Aim: Locate and copy all lines bearing the word "每两个月至少举行一次".

Excerpted data:
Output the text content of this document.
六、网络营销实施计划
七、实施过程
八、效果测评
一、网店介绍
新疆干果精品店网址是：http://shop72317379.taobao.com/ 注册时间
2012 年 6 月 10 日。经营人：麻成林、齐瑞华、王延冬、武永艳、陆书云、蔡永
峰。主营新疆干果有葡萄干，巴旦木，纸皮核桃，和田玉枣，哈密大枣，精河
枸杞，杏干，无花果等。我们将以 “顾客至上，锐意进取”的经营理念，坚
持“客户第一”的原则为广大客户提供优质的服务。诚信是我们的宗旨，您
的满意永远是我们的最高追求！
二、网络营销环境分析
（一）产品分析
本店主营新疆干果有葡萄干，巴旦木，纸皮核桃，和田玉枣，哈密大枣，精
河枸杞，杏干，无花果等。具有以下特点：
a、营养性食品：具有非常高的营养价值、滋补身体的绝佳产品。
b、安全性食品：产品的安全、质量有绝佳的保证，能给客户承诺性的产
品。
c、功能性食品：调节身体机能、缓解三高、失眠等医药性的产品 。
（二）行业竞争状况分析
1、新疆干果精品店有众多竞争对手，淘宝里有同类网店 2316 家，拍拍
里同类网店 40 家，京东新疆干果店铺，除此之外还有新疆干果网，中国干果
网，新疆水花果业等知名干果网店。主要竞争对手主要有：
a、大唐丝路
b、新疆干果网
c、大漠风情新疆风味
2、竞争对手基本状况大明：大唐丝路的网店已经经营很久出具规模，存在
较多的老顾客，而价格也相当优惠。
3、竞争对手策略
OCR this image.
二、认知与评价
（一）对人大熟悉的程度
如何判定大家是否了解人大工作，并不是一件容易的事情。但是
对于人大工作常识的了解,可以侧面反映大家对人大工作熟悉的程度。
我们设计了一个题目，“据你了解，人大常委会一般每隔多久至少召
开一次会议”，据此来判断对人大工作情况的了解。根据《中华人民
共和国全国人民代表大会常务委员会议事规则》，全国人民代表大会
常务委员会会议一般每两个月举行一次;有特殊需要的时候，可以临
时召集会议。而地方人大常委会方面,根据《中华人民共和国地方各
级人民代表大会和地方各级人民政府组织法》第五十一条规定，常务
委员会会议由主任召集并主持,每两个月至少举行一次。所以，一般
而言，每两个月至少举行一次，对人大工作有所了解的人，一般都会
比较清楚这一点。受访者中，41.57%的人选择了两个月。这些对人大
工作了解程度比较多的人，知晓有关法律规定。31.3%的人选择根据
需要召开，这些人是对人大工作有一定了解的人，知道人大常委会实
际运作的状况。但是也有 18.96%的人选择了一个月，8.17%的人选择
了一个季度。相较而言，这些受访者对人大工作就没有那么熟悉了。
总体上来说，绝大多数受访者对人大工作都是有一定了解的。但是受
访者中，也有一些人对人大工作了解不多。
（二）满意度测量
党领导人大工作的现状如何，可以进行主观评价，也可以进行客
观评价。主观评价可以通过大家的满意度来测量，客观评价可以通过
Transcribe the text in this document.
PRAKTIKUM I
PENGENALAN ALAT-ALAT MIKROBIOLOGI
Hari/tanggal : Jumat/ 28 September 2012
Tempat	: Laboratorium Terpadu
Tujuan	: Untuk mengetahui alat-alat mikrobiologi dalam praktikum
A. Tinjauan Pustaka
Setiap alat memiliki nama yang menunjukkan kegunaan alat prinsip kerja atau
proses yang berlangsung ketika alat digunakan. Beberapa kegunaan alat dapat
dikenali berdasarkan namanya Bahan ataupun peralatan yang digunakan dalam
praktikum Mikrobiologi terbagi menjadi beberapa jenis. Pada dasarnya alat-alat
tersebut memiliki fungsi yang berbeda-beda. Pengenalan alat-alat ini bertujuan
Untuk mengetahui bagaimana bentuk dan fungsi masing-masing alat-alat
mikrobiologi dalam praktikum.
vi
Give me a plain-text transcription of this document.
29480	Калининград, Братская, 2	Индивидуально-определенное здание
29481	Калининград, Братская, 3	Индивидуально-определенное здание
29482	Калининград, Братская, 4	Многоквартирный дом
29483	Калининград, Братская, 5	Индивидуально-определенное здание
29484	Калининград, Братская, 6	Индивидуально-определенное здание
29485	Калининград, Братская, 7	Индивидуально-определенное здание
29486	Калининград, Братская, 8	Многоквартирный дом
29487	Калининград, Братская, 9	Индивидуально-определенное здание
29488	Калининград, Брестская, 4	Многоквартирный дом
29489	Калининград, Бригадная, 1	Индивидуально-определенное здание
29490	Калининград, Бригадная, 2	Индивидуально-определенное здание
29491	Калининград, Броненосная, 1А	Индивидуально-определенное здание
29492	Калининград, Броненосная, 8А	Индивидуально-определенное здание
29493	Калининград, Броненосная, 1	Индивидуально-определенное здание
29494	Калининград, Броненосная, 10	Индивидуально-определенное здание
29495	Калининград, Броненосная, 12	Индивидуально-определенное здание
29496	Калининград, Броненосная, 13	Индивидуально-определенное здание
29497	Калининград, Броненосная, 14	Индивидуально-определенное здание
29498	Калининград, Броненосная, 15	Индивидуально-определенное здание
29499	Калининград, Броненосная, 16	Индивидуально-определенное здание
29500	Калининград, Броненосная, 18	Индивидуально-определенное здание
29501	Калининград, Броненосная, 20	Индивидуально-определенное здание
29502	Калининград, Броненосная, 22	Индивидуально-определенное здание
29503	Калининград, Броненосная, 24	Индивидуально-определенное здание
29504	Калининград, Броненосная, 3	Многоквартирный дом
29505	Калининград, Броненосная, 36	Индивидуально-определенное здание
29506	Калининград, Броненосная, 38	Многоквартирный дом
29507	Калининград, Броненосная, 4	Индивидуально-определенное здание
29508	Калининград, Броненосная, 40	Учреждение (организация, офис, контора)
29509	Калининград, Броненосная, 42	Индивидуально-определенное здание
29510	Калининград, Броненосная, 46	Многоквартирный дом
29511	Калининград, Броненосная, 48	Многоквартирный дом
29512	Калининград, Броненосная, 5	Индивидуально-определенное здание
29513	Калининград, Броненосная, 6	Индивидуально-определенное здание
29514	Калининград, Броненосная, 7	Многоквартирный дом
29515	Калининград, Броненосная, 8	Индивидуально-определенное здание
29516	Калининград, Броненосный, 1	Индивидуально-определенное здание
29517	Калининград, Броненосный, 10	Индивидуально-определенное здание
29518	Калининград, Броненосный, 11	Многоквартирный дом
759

Exercise output:
委员会会议由主任召集并主持,每两个月至少举行一次。所以，一般
而言，每两个月至少举行一次，对人大工作有所了解的人，一般都会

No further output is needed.